#### Work required
Count lines with the string "dokumentieren" in them. State the number alone.

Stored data
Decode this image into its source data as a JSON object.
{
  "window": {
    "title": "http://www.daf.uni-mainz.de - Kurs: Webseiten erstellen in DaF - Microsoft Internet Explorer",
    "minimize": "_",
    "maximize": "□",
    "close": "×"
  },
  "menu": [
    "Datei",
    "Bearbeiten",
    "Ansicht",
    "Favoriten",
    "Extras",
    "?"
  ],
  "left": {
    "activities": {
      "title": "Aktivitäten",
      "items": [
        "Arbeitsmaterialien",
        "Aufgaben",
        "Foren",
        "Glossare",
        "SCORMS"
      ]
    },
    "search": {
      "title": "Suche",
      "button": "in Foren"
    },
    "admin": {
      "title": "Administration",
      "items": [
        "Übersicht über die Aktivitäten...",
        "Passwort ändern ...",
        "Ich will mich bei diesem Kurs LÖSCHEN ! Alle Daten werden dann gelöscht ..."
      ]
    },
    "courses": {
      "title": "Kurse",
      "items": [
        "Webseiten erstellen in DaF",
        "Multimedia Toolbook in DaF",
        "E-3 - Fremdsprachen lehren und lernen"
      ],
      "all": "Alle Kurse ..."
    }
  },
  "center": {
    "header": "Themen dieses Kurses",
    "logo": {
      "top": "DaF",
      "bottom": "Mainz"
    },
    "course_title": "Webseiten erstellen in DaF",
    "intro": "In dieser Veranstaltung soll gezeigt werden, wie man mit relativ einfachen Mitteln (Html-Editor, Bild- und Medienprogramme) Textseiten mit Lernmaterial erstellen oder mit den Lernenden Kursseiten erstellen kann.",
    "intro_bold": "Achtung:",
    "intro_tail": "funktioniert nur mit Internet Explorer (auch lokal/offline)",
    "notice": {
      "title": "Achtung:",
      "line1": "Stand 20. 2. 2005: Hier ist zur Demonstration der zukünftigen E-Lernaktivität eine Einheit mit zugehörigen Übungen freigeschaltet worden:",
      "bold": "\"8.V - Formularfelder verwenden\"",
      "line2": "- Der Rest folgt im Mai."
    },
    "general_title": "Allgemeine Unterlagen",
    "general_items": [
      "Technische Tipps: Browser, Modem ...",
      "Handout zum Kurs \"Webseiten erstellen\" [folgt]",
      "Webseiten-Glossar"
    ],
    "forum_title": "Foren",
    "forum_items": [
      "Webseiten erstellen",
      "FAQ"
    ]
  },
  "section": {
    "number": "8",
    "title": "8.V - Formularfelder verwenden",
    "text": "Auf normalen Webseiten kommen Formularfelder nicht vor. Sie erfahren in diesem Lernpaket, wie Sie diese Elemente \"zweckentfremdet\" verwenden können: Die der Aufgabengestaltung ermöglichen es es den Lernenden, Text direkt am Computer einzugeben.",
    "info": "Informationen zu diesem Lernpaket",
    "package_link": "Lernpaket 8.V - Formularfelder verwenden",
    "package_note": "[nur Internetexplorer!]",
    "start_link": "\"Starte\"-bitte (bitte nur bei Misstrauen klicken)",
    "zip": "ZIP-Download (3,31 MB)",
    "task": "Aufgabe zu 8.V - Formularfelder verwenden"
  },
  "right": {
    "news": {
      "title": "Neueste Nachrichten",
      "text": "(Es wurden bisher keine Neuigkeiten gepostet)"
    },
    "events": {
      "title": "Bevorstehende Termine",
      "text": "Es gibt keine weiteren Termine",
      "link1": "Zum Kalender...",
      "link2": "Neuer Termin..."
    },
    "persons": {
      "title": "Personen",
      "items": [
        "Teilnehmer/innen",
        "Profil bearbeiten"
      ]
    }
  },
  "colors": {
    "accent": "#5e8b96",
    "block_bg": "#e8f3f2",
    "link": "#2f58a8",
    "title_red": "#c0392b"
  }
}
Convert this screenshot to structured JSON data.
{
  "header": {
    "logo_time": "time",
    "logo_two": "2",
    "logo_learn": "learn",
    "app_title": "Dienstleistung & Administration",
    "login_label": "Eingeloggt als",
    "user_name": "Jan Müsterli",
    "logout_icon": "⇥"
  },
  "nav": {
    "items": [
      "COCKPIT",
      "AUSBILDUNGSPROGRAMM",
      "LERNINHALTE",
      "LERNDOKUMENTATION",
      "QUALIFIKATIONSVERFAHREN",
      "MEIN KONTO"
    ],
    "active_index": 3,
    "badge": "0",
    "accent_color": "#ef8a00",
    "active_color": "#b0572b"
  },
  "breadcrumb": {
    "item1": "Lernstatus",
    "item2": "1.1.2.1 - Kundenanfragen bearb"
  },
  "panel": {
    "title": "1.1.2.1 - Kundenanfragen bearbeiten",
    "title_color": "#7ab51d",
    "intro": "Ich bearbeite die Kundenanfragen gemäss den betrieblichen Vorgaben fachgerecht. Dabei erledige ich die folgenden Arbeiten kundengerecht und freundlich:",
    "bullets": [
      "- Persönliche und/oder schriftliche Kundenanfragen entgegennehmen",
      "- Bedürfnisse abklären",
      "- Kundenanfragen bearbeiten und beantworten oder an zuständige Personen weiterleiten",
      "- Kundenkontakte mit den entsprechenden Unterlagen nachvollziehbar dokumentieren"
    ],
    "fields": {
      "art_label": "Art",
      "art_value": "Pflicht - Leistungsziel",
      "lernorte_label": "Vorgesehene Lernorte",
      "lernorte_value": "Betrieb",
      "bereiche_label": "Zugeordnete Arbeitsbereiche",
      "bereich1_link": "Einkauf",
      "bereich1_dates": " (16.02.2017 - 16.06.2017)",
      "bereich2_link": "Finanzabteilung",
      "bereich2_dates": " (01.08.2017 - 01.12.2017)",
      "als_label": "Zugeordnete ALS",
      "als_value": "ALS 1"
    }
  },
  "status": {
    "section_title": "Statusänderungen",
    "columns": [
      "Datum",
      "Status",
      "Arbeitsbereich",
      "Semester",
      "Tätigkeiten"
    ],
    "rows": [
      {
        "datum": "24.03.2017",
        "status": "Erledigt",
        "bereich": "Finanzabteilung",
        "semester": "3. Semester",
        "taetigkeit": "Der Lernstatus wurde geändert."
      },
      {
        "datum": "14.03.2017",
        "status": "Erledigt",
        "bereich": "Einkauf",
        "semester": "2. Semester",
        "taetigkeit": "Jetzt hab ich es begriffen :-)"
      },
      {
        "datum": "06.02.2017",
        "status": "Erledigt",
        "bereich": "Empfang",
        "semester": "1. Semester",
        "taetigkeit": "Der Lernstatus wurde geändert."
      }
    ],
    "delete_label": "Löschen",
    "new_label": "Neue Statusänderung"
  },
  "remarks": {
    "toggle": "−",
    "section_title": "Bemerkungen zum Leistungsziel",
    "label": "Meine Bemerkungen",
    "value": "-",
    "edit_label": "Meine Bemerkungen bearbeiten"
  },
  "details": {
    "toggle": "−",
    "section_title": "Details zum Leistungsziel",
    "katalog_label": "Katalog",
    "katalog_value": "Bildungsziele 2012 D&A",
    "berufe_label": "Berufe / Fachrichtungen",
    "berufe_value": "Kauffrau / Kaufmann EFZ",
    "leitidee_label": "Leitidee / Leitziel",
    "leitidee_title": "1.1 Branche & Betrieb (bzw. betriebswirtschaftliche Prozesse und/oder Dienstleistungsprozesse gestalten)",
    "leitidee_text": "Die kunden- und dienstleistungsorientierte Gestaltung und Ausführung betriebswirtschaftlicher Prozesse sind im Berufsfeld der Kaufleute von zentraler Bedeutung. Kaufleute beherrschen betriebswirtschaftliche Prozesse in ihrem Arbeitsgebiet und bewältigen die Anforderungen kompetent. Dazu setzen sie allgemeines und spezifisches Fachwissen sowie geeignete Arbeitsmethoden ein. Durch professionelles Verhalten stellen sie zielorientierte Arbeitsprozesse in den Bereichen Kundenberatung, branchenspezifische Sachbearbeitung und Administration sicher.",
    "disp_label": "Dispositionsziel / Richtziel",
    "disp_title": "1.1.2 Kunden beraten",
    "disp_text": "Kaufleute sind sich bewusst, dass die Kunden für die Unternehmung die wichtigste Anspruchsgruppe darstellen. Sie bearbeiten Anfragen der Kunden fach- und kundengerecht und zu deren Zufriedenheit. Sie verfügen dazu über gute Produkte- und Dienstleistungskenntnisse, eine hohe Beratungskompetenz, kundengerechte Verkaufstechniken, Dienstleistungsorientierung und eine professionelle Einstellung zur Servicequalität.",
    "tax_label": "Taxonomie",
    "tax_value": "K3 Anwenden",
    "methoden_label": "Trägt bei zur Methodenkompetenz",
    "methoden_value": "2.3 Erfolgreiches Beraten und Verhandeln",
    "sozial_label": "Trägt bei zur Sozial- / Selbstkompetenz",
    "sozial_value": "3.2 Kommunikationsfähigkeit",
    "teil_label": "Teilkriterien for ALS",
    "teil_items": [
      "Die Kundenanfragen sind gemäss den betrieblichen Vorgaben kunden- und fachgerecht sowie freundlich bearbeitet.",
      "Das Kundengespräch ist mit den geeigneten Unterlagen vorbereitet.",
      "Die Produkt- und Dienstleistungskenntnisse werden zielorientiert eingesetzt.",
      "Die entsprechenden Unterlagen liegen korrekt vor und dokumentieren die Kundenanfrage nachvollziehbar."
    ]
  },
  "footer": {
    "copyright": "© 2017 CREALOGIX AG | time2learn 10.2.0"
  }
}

#### The response
2